TASK OBJECTIVE: Quote all lines below exactly. Images stay out.

--------------------------------

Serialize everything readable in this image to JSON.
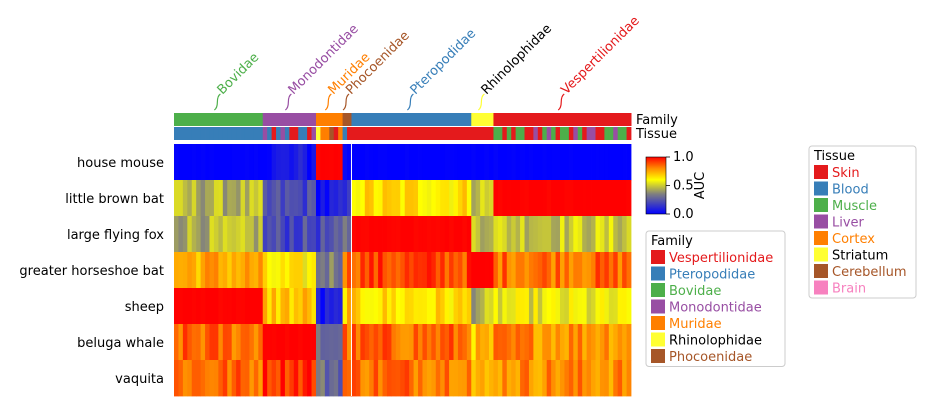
{
  "chart_data": {
    "type": "heatmap",
    "rows": [
      "house mouse",
      "little brown bat",
      "large flying fox",
      "greater horseshoe bat",
      "sheep",
      "beluga whale",
      "vaquita"
    ],
    "family_groups": [
      {
        "name": "Bovidae",
        "color": "#4daf4a",
        "n_columns": 20
      },
      {
        "name": "Monodontidae",
        "color": "#984ea3",
        "n_columns": 12
      },
      {
        "name": "Muridae",
        "color": "#ff7f00",
        "n_columns": 6
      },
      {
        "name": "Phocoenidae",
        "color": "#a65628",
        "n_columns": 2
      },
      {
        "name": "Pteropodidae",
        "color": "#377eb8",
        "n_columns": 27
      },
      {
        "name": "Rhinolophidae",
        "color": "#ffff33",
        "n_columns": 5
      },
      {
        "name": "Vespertilionidae",
        "color": "#e41a1c",
        "n_columns": 31
      }
    ],
    "track_labels": {
      "family": "Family",
      "tissue": "Tissue"
    },
    "colorbar": {
      "label": "AUC",
      "min": 0.0,
      "max": 1.0,
      "ticks": [
        "1.0",
        "0.5",
        "0.0"
      ]
    },
    "block_auc": {
      "house mouse": {
        "Bovidae": 0.0,
        "Monodontidae": 0.05,
        "Muridae": 1.0,
        "Phocoenidae": 0.05,
        "Pteropodidae": 0.0,
        "Rhinolophidae": 0.0,
        "Vespertilionidae": 0.0
      },
      "little brown bat": {
        "Bovidae": 0.45,
        "Monodontidae": 0.2,
        "Muridae": 0.05,
        "Phocoenidae": 0.1,
        "Pteropodidae": 0.65,
        "Rhinolophidae": 0.5,
        "Vespertilionidae": 1.0
      },
      "large flying fox": {
        "Bovidae": 0.45,
        "Monodontidae": 0.2,
        "Muridae": 0.2,
        "Phocoenidae": 0.3,
        "Pteropodidae": 1.0,
        "Rhinolophidae": 0.5,
        "Vespertilionidae": 0.5
      },
      "greater horseshoe bat": {
        "Bovidae": 0.75,
        "Monodontidae": 0.6,
        "Muridae": 0.35,
        "Phocoenidae": 0.85,
        "Pteropodidae": 0.9,
        "Rhinolophidae": 1.0,
        "Vespertilionidae": 0.85
      },
      "sheep": {
        "Bovidae": 1.0,
        "Monodontidae": 0.7,
        "Muridae": 0.05,
        "Phocoenidae": 0.7,
        "Pteropodidae": 0.65,
        "Rhinolophidae": 0.45,
        "Vespertilionidae": 0.55
      },
      "beluga whale": {
        "Bovidae": 0.85,
        "Monodontidae": 1.0,
        "Muridae": 0.3,
        "Phocoenidae": 0.85,
        "Pteropodidae": 0.85,
        "Rhinolophidae": 0.7,
        "Vespertilionidae": 0.8
      },
      "vaquita": {
        "Bovidae": 0.85,
        "Monodontidae": 0.95,
        "Muridae": 0.3,
        "Phocoenidae": 0.85,
        "Pteropodidae": 0.85,
        "Rhinolophidae": 0.7,
        "Vespertilionidae": 0.8
      }
    },
    "legend_family": {
      "title": "Family",
      "items": [
        {
          "label": "Vespertilionidae",
          "color": "#e41a1c"
        },
        {
          "label": "Pteropodidae",
          "color": "#377eb8"
        },
        {
          "label": "Bovidae",
          "color": "#4daf4a"
        },
        {
          "label": "Monodontidae",
          "color": "#984ea3"
        },
        {
          "label": "Muridae",
          "color": "#ff7f00"
        },
        {
          "label": "Rhinolophidae",
          "color": "#000000",
          "swatch": "#ffff33"
        },
        {
          "label": "Phocoenidae",
          "color": "#a65628"
        }
      ]
    },
    "legend_tissue": {
      "title": "Tissue",
      "items": [
        {
          "label": "Skin",
          "color": "#e41a1c"
        },
        {
          "label": "Blood",
          "color": "#377eb8"
        },
        {
          "label": "Muscle",
          "color": "#4daf4a"
        },
        {
          "label": "Liver",
          "color": "#984ea3"
        },
        {
          "label": "Cortex",
          "color": "#ff7f00"
        },
        {
          "label": "Striatum",
          "color": "#000000",
          "swatch": "#ffff33"
        },
        {
          "label": "Cerebellum",
          "color": "#a65628"
        },
        {
          "label": "Brain",
          "color": "#f781bf"
        }
      ]
    }
  }
}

--------------------------------

TASK SOLUTION:
Serialize everything readable in this image to JSON.
{
  "chart_data": {
    "type": "heatmap",
    "rows": [
      "house mouse",
      "little brown bat",
      "large flying fox",
      "greater horseshoe bat",
      "sheep",
      "beluga whale",
      "vaquita"
    ],
    "family_groups": [
      {
        "name": "Bovidae",
        "color": "#4daf4a",
        "n_columns": 20
      },
      {
        "name": "Monodontidae",
        "color": "#984ea3",
        "n_columns": 12
      },
      {
        "name": "Muridae",
        "color": "#ff7f00",
        "n_columns": 6
      },
      {
        "name": "Phocoenidae",
        "color": "#a65628",
        "n_columns": 2
      },
      {
        "name": "Pteropodidae",
        "color": "#377eb8",
        "n_columns": 27
      },
      {
        "name": "Rhinolophidae",
        "color": "#ffff33",
        "n_columns": 5
      },
      {
        "name": "Vespertilionidae",
        "color": "#e41a1c",
        "n_columns": 31
      }
    ],
    "track_labels": {
      "family": "Family",
      "tissue": "Tissue"
    },
    "colorbar": {
      "label": "AUC",
      "min": 0.0,
      "max": 1.0,
      "ticks": [
        "1.0",
        "0.5",
        "0.0"
      ]
    },
    "block_auc": {
      "house mouse": {
        "Bovidae": 0.0,
        "Monodontidae": 0.05,
        "Muridae": 1.0,
        "Phocoenidae": 0.05,
        "Pteropodidae": 0.0,
        "Rhinolophidae": 0.0,
        "Vespertilionidae": 0.0
      },
      "little brown bat": {
        "Bovidae": 0.45,
        "Monodontidae": 0.2,
        "Muridae": 0.05,
        "Phocoenidae": 0.1,
        "Pteropodidae": 0.65,
        "Rhinolophidae": 0.5,
        "Vespertilionidae": 1.0
      },
      "large flying fox": {
        "Bovidae": 0.45,
        "Monodontidae": 0.2,
        "Muridae": 0.2,
        "Phocoenidae": 0.3,
        "Pteropodidae": 1.0,
        "Rhinolophidae": 0.5,
        "Vespertilionidae": 0.5
      },
      "greater horseshoe bat": {
        "Bovidae": 0.75,
        "Monodontidae": 0.6,
        "Muridae": 0.35,
        "Phocoenidae": 0.85,
        "Pteropodidae": 0.9,
        "Rhinolophidae": 1.0,
        "Vespertilionidae": 0.85
      },
      "sheep": {
        "Bovidae": 1.0,
        "Monodontidae": 0.7,
        "Muridae": 0.05,
        "Phocoenidae": 0.7,
        "Pteropodidae": 0.65,
        "Rhinolophidae": 0.45,
        "Vespertilionidae": 0.55
      },
      "beluga whale": {
        "Bovidae": 0.85,
        "Monodontidae": 1.0,
        "Muridae": 0.3,
        "Phocoenidae": 0.85,
        "Pteropodidae": 0.85,
        "Rhinolophidae": 0.7,
        "Vespertilionidae": 0.8
      },
      "vaquita": {
        "Bovidae": 0.85,
        "Monodontidae": 0.95,
        "Muridae": 0.3,
        "Phocoenidae": 0.85,
        "Pteropodidae": 0.85,
        "Rhinolophidae": 0.7,
        "Vespertilionidae": 0.8
      }
    },
    "legend_family": {
      "title": "Family",
      "items": [
        {
          "label": "Vespertilionidae",
          "color": "#e41a1c"
        },
        {
          "label": "Pteropodidae",
          "color": "#377eb8"
        },
        {
          "label": "Bovidae",
          "color": "#4daf4a"
        },
        {
          "label": "Monodontidae",
          "color": "#984ea3"
        },
        {
          "label": "Muridae",
          "color": "#ff7f00"
        },
        {
          "label": "Rhinolophidae",
          "color": "#000000",
          "swatch": "#ffff33"
        },
        {
          "label": "Phocoenidae",
          "color": "#a65628"
        }
      ]
    },
    "legend_tissue": {
      "title": "Tissue",
      "items": [
        {
          "label": "Skin",
          "color": "#e41a1c"
        },
        {
          "label": "Blood",
          "color": "#377eb8"
        },
        {
          "label": "Muscle",
          "color": "#4daf4a"
        },
        {
          "label": "Liver",
          "color": "#984ea3"
        },
        {
          "label": "Cortex",
          "color": "#ff7f00"
        },
        {
          "label": "Striatum",
          "color": "#000000",
          "swatch": "#ffff33"
        },
        {
          "label": "Cerebellum",
          "color": "#a65628"
        },
        {
          "label": "Brain",
          "color": "#f781bf"
        }
      ]
    }
  }
}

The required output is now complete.